--- BEGIN Items ---

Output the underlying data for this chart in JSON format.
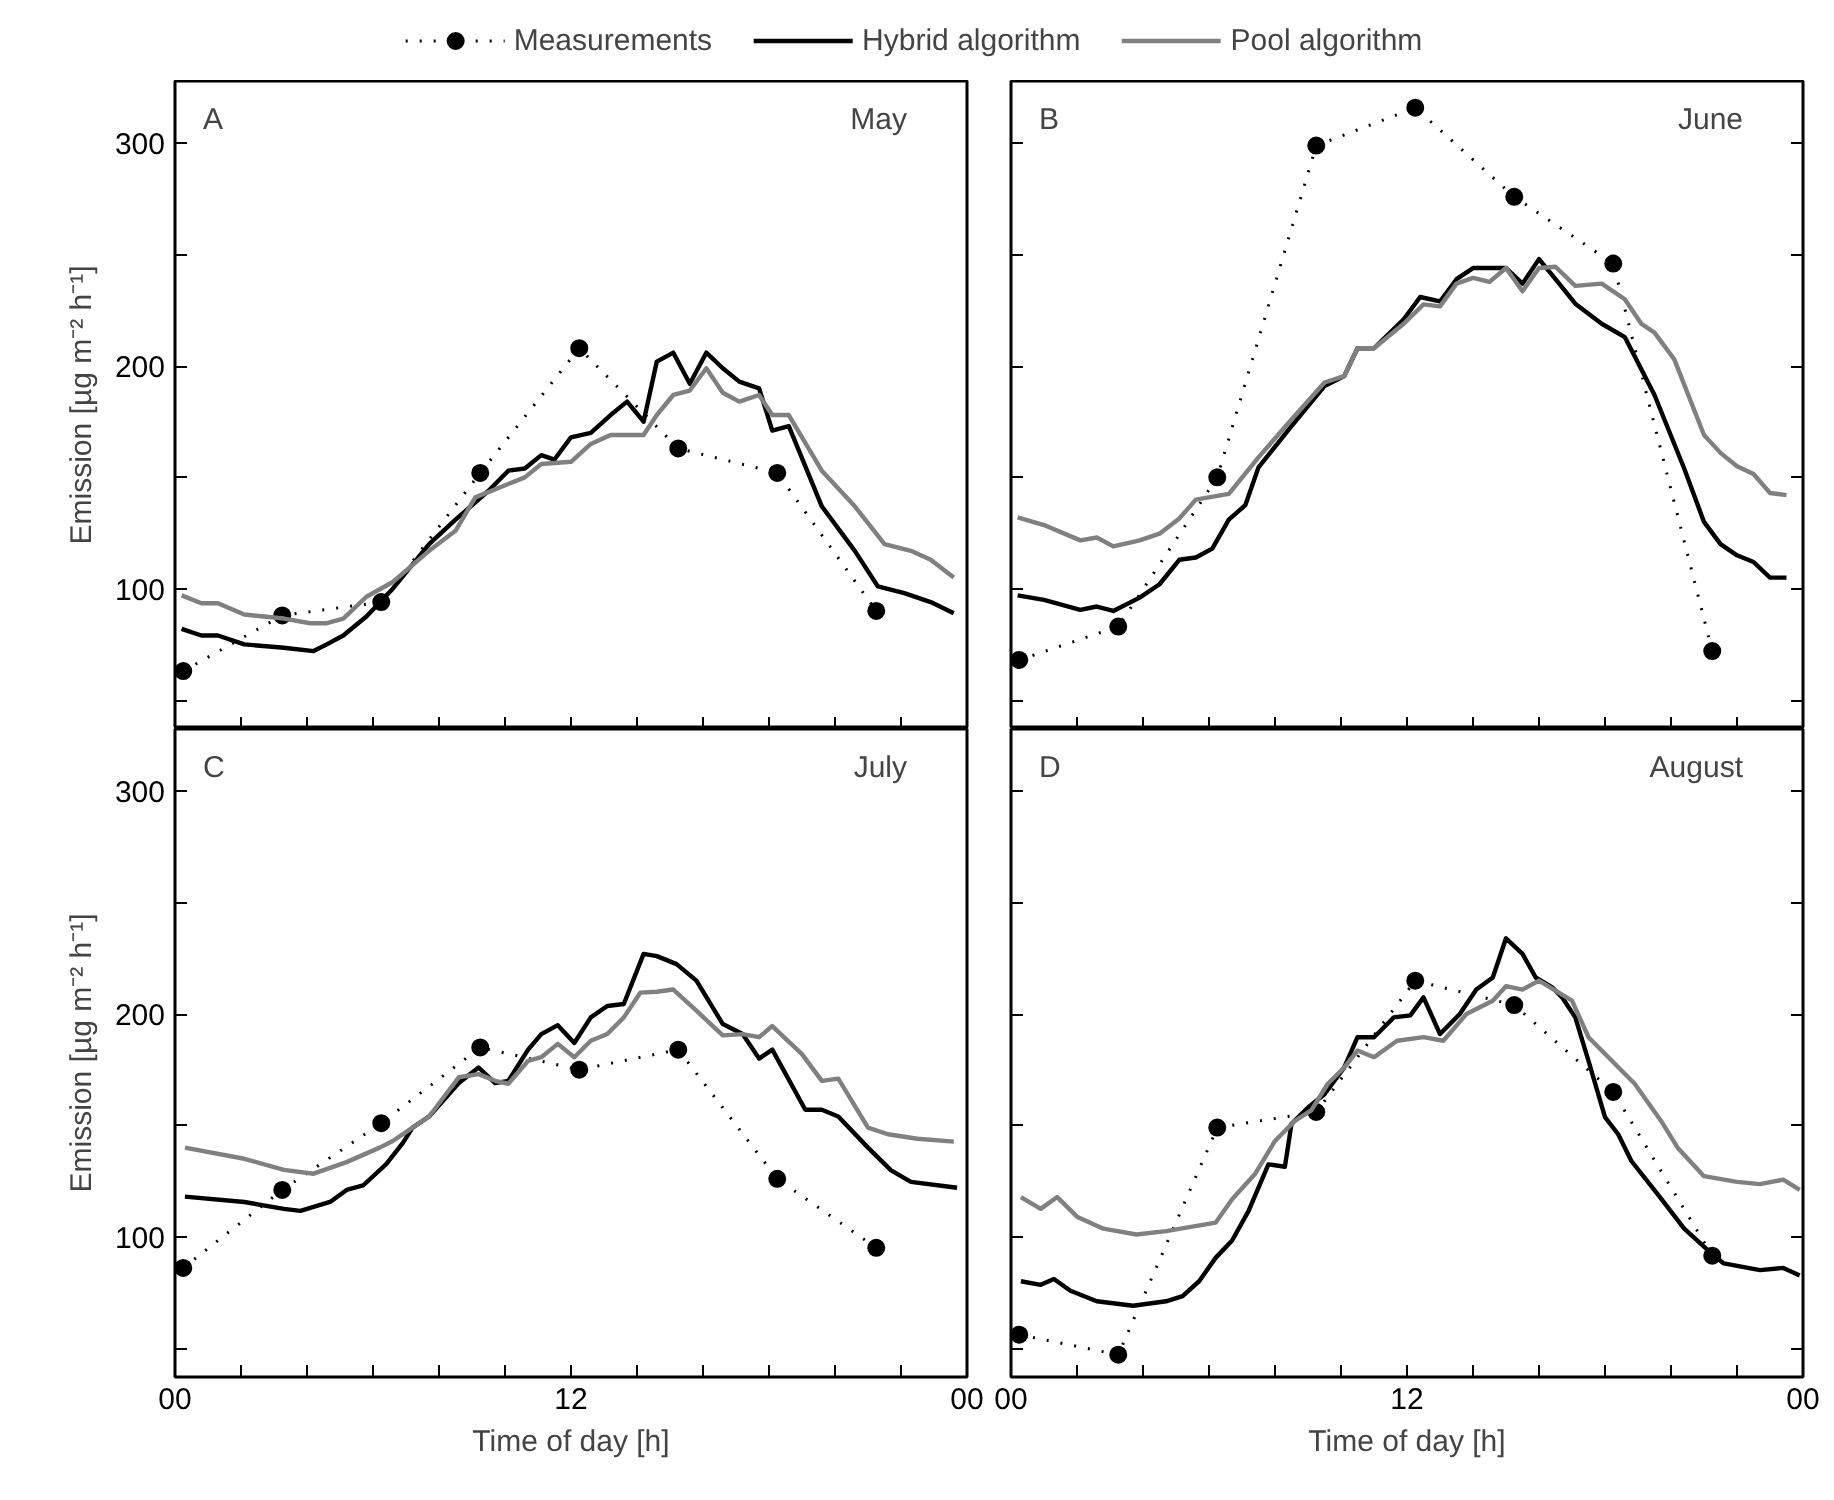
{
  "chart_data": [
    {
      "type": "line",
      "annotations": [
        "A",
        "May"
      ],
      "ylabel": "Emission [µg m⁻² h⁻¹]",
      "legend": "top",
      "tick_labels": "y",
      "grid": false,
      "xlim": [
        0,
        24
      ],
      "xticks": [
        {
          "value": 0,
          "label": null
        },
        {
          "value": 2,
          "label": null
        },
        {
          "value": 4,
          "label": null
        },
        {
          "value": 6,
          "label": null
        },
        {
          "value": 8,
          "label": null
        },
        {
          "value": 10,
          "label": null
        },
        {
          "value": 12,
          "label": null
        },
        {
          "value": 14,
          "label": null
        },
        {
          "value": 16,
          "label": null
        },
        {
          "value": 18,
          "label": null
        },
        {
          "value": 20,
          "label": null
        },
        {
          "value": 22,
          "label": null
        },
        {
          "value": 24,
          "label": null
        }
      ],
      "ylim": [
        37,
        328
      ],
      "yticks": [
        {
          "value": 50,
          "label": null
        },
        100,
        {
          "value": 150,
          "label": null
        },
        200,
        {
          "value": 250,
          "label": null
        },
        300
      ],
      "series": [
        {
          "name": "Measurements",
          "color": "#000000",
          "marker": "circle",
          "line_style": "dotted",
          "x": [
            0.25,
            3.25,
            6.25,
            9.25,
            12.25,
            15.25,
            18.25,
            21.25
          ],
          "values": [
            63,
            88,
            94,
            152,
            208,
            163,
            152,
            90
          ]
        },
        {
          "name": "Hybrid algorithm",
          "color": "#000000",
          "x": [
            0.2,
            0.8,
            1.3,
            2.1,
            3.3,
            4.2,
            4.6,
            5.1,
            5.8,
            6.6,
            7.7,
            8.5,
            9.5,
            10.1,
            10.6,
            11.1,
            11.5,
            12.0,
            12.6,
            13.2,
            13.7,
            14.2,
            14.6,
            15.1,
            15.6,
            16.1,
            16.6,
            17.1,
            17.7,
            18.1,
            18.6,
            19.6,
            20.6,
            21.3,
            22.1,
            22.9,
            23.6
          ],
          "values": [
            82,
            79,
            79,
            75,
            73.5,
            72,
            75,
            79,
            87.5,
            100,
            120,
            131,
            144,
            153,
            154,
            160,
            158,
            168,
            170,
            178,
            184,
            175,
            202,
            206,
            192,
            206,
            199,
            193,
            190,
            171,
            173,
            137,
            117,
            101,
            98,
            94,
            89
          ]
        },
        {
          "name": "Pool algorithm",
          "color": "#808080",
          "x": [
            0.2,
            0.8,
            1.3,
            2.1,
            3.3,
            4.1,
            4.6,
            5.1,
            5.8,
            6.6,
            7.7,
            8.5,
            9.1,
            10.1,
            10.6,
            11.1,
            12.0,
            12.6,
            13.2,
            14.2,
            14.6,
            15.1,
            15.6,
            16.1,
            16.6,
            17.1,
            17.7,
            18.1,
            18.6,
            19.6,
            20.6,
            21.5,
            22.3,
            22.9,
            23.6
          ],
          "values": [
            97,
            93.5,
            93.5,
            88.4,
            86.6,
            84.5,
            84.5,
            86.6,
            96.4,
            103,
            117,
            126,
            141,
            147,
            150,
            156,
            157,
            165,
            169,
            169,
            178,
            187,
            189,
            199,
            188,
            184,
            187,
            178,
            178,
            153,
            137,
            120,
            117,
            113,
            105
          ]
        }
      ]
    },
    {
      "type": "line",
      "annotations": [
        "B",
        "June"
      ],
      "tick_labels": false,
      "grid": false,
      "xlim": [
        0,
        24
      ],
      "xticks": [
        {
          "value": 0,
          "label": null
        },
        {
          "value": 2,
          "label": null
        },
        {
          "value": 4,
          "label": null
        },
        {
          "value": 6,
          "label": null
        },
        {
          "value": 8,
          "label": null
        },
        {
          "value": 10,
          "label": null
        },
        {
          "value": 12,
          "label": null
        },
        {
          "value": 14,
          "label": null
        },
        {
          "value": 16,
          "label": null
        },
        {
          "value": 18,
          "label": null
        },
        {
          "value": 20,
          "label": null
        },
        {
          "value": 22,
          "label": null
        },
        {
          "value": 24,
          "label": null
        }
      ],
      "ylim": [
        37,
        328
      ],
      "yticks": [
        {
          "value": 50,
          "label": null
        },
        {
          "value": 100,
          "label": null
        },
        {
          "value": 150,
          "label": null
        },
        {
          "value": 200,
          "label": null
        },
        {
          "value": 250,
          "label": null
        },
        {
          "value": 300,
          "label": null
        }
      ],
      "series": [
        {
          "color": "#000000",
          "marker": "circle",
          "line_style": "dotted",
          "x": [
            0.25,
            3.25,
            6.25,
            9.25,
            12.25,
            15.25,
            18.25,
            21.25
          ],
          "values": [
            68,
            83,
            150,
            299,
            316,
            276,
            246,
            72
          ]
        },
        {
          "color": "#000000",
          "x": [
            0.2,
            1.0,
            2.1,
            2.6,
            3.1,
            3.9,
            4.5,
            5.1,
            5.6,
            6.1,
            6.6,
            7.1,
            7.5,
            8.5,
            9.5,
            10.1,
            10.5,
            11.0,
            11.9,
            12.4,
            13.0,
            13.5,
            14.0,
            15.0,
            15.5,
            16.0,
            16.5,
            17.1,
            17.9,
            18.6,
            19.5,
            20.4,
            21.0,
            21.5,
            22.0,
            22.5,
            23.0,
            23.5
          ],
          "values": [
            97,
            95,
            90.5,
            92,
            90,
            96,
            102,
            113,
            114,
            118,
            131,
            137.5,
            154.5,
            173,
            191,
            195.5,
            208,
            208,
            221,
            231,
            229,
            239,
            244,
            244,
            237,
            248,
            239,
            228,
            219,
            213,
            187,
            154,
            130,
            120,
            115,
            112,
            105,
            105
          ]
        },
        {
          "color": "#808080",
          "x": [
            0.2,
            1.0,
            2.1,
            2.6,
            3.1,
            3.9,
            4.5,
            5.1,
            5.6,
            6.6,
            7.5,
            8.5,
            9.5,
            10.1,
            10.5,
            11.0,
            11.9,
            12.5,
            13.0,
            13.5,
            14.0,
            14.5,
            15.0,
            15.5,
            16.0,
            16.5,
            17.1,
            17.9,
            18.6,
            19.1,
            19.5,
            20.1,
            21.0,
            21.5,
            22.0,
            22.5,
            23.0,
            23.5
          ],
          "values": [
            132,
            128.6,
            121.7,
            123,
            119,
            121.7,
            124.7,
            131.5,
            140,
            142.6,
            159,
            176,
            192.6,
            195.5,
            208,
            208,
            219,
            227.7,
            226.8,
            237,
            239.6,
            237.8,
            244,
            233.6,
            244,
            244.6,
            236,
            237,
            230,
            219,
            215,
            203,
            169,
            161,
            155,
            151.5,
            143,
            142
          ]
        }
      ]
    },
    {
      "type": "line",
      "annotations": [
        "C",
        "July"
      ],
      "ylabel": "Emission [µg m⁻² h⁻¹]",
      "xlabel": "Time of day [h]",
      "grid": false,
      "xlim": [
        0,
        24
      ],
      "xticks": [
        {
          "value": 0,
          "label": "00"
        },
        {
          "value": 2,
          "label": null
        },
        {
          "value": 4,
          "label": null
        },
        {
          "value": 6,
          "label": null
        },
        {
          "value": 8,
          "label": null
        },
        {
          "value": 10,
          "label": null
        },
        {
          "value": 12,
          "label": "12"
        },
        {
          "value": 14,
          "label": null
        },
        {
          "value": 16,
          "label": null
        },
        {
          "value": 18,
          "label": null
        },
        {
          "value": 20,
          "label": null
        },
        {
          "value": 22,
          "label": null
        },
        {
          "value": 24,
          "label": "00"
        }
      ],
      "ylim": [
        37,
        328
      ],
      "yticks": [
        {
          "value": 50,
          "label": null
        },
        100,
        {
          "value": 150,
          "label": null
        },
        200,
        {
          "value": 250,
          "label": null
        },
        300
      ],
      "series": [
        {
          "color": "#000000",
          "marker": "circle",
          "line_style": "dotted",
          "x": [
            0.25,
            3.25,
            6.25,
            9.25,
            12.25,
            15.25,
            18.25,
            21.25
          ],
          "values": [
            86,
            121,
            151,
            185,
            175,
            184,
            126,
            95
          ]
        },
        {
          "color": "#000000",
          "x": [
            0.3,
            2.1,
            3.3,
            3.8,
            4.7,
            5.2,
            5.7,
            6.4,
            6.9,
            7.2,
            7.7,
            8.6,
            9.2,
            9.7,
            10.1,
            10.7,
            11.1,
            11.6,
            12.1,
            12.6,
            13.1,
            13.6,
            14.2,
            14.6,
            15.2,
            15.8,
            16.6,
            17.2,
            17.7,
            18.1,
            19.1,
            19.6,
            20.1,
            21.0,
            21.7,
            22.3,
            23.7
          ],
          "values": [
            118,
            115.6,
            112.5,
            111.6,
            115.6,
            121,
            123,
            132.6,
            142,
            149,
            154,
            169,
            176,
            169,
            170,
            184,
            191,
            195,
            187,
            198.5,
            203.6,
            204.5,
            227,
            226,
            222.4,
            215,
            195.5,
            191,
            180,
            184,
            157,
            157,
            154,
            140,
            129.8,
            124.6,
            122
          ]
        },
        {
          "color": "#808080",
          "x": [
            0.3,
            2.1,
            3.3,
            4.2,
            5.2,
            6.2,
            6.6,
            7.2,
            7.7,
            8.6,
            9.2,
            9.7,
            10.1,
            10.7,
            11.1,
            11.6,
            12.1,
            12.6,
            13.1,
            13.6,
            14.1,
            14.6,
            15.1,
            15.8,
            16.6,
            17.2,
            17.7,
            18.1,
            19.0,
            19.6,
            20.1,
            21.0,
            21.6,
            22.5,
            23.6
          ],
          "values": [
            140,
            135,
            130,
            128.3,
            133.5,
            140,
            143,
            149,
            154,
            171.6,
            173,
            170,
            168.7,
            179,
            180.6,
            186.6,
            180.6,
            188,
            191,
            198.5,
            209.6,
            210,
            211,
            201.5,
            190.4,
            191,
            189.6,
            194.6,
            182,
            170,
            171,
            149,
            146,
            144,
            142.7
          ]
        }
      ]
    },
    {
      "type": "line",
      "annotations": [
        "D",
        "August"
      ],
      "xlabel": "Time of day [h]",
      "tick_labels": "x",
      "grid": false,
      "xlim": [
        0,
        24
      ],
      "xticks": [
        {
          "value": 0,
          "label": "00"
        },
        {
          "value": 2,
          "label": null
        },
        {
          "value": 4,
          "label": null
        },
        {
          "value": 6,
          "label": null
        },
        {
          "value": 8,
          "label": null
        },
        {
          "value": 10,
          "label": null
        },
        {
          "value": 12,
          "label": "12"
        },
        {
          "value": 14,
          "label": null
        },
        {
          "value": 16,
          "label": null
        },
        {
          "value": 18,
          "label": null
        },
        {
          "value": 20,
          "label": null
        },
        {
          "value": 22,
          "label": null
        },
        {
          "value": 24,
          "label": "00"
        }
      ],
      "ylim": [
        37,
        328
      ],
      "yticks": [
        {
          "value": 50,
          "label": null
        },
        {
          "value": 100,
          "label": null
        },
        {
          "value": 150,
          "label": null
        },
        {
          "value": 200,
          "label": null
        },
        {
          "value": 250,
          "label": null
        },
        {
          "value": 300,
          "label": null
        }
      ],
      "series": [
        {
          "color": "#000000",
          "marker": "circle",
          "line_style": "dotted",
          "x": [
            0.25,
            3.25,
            6.25,
            9.25,
            12.25,
            15.25,
            18.25,
            21.25
          ],
          "values": [
            56,
            47,
            149,
            156,
            215,
            204,
            165,
            91.5
          ]
        },
        {
          "color": "#000000",
          "x": [
            0.3,
            0.9,
            1.3,
            1.8,
            2.6,
            3.7,
            4.7,
            5.2,
            5.7,
            6.2,
            6.7,
            7.2,
            7.8,
            8.3,
            8.5,
            9.0,
            9.5,
            10.1,
            10.5,
            11.0,
            11.6,
            12.1,
            12.5,
            13.0,
            13.6,
            14.1,
            14.6,
            15.0,
            15.5,
            15.9,
            16.4,
            16.7,
            17.1,
            17.5,
            18.0,
            18.4,
            18.8,
            19.6,
            20.4,
            21.3,
            21.6,
            22.7,
            23.4,
            23.9
          ],
          "values": [
            80,
            78.4,
            81,
            75.7,
            71,
            69,
            71,
            73.3,
            80,
            90.5,
            98.3,
            111.6,
            132.5,
            131.4,
            150.7,
            158,
            164,
            176,
            189.6,
            189.6,
            198.5,
            199.4,
            207.5,
            191,
            200,
            211,
            216.4,
            234,
            227,
            216.4,
            212,
            207.5,
            198.5,
            179,
            153.7,
            146,
            134,
            119,
            103.6,
            91.5,
            88,
            85,
            86,
            82.6
          ]
        },
        {
          "color": "#808080",
          "x": [
            0.3,
            0.9,
            1.4,
            2.0,
            2.8,
            3.8,
            4.7,
            6.2,
            6.7,
            7.4,
            8.0,
            8.6,
            9.1,
            9.6,
            10.1,
            10.5,
            11.0,
            11.7,
            12.5,
            13.1,
            13.8,
            14.6,
            15.0,
            15.5,
            16.0,
            17.0,
            17.5,
            18.9,
            19.7,
            20.2,
            21.0,
            22.0,
            22.7,
            23.4,
            23.9
          ],
          "values": [
            117.8,
            112.5,
            117.8,
            109,
            103.6,
            101,
            102.5,
            106.3,
            116.8,
            128.3,
            143,
            152,
            156.7,
            168.7,
            176,
            183.6,
            180.6,
            188,
            189.6,
            188,
            200,
            206,
            212.5,
            211,
            215,
            206,
            189.6,
            168.7,
            152,
            140,
            127.2,
            124.6,
            123.6,
            125.6,
            121
          ]
        }
      ]
    }
  ]
}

--- END Items ---

→ Objective: Copy all the lines above that hold the string "name".

→ Finished task:
          "name": "Measurements",
          "name": "Hybrid algorithm",
          "name": "Pool algorithm",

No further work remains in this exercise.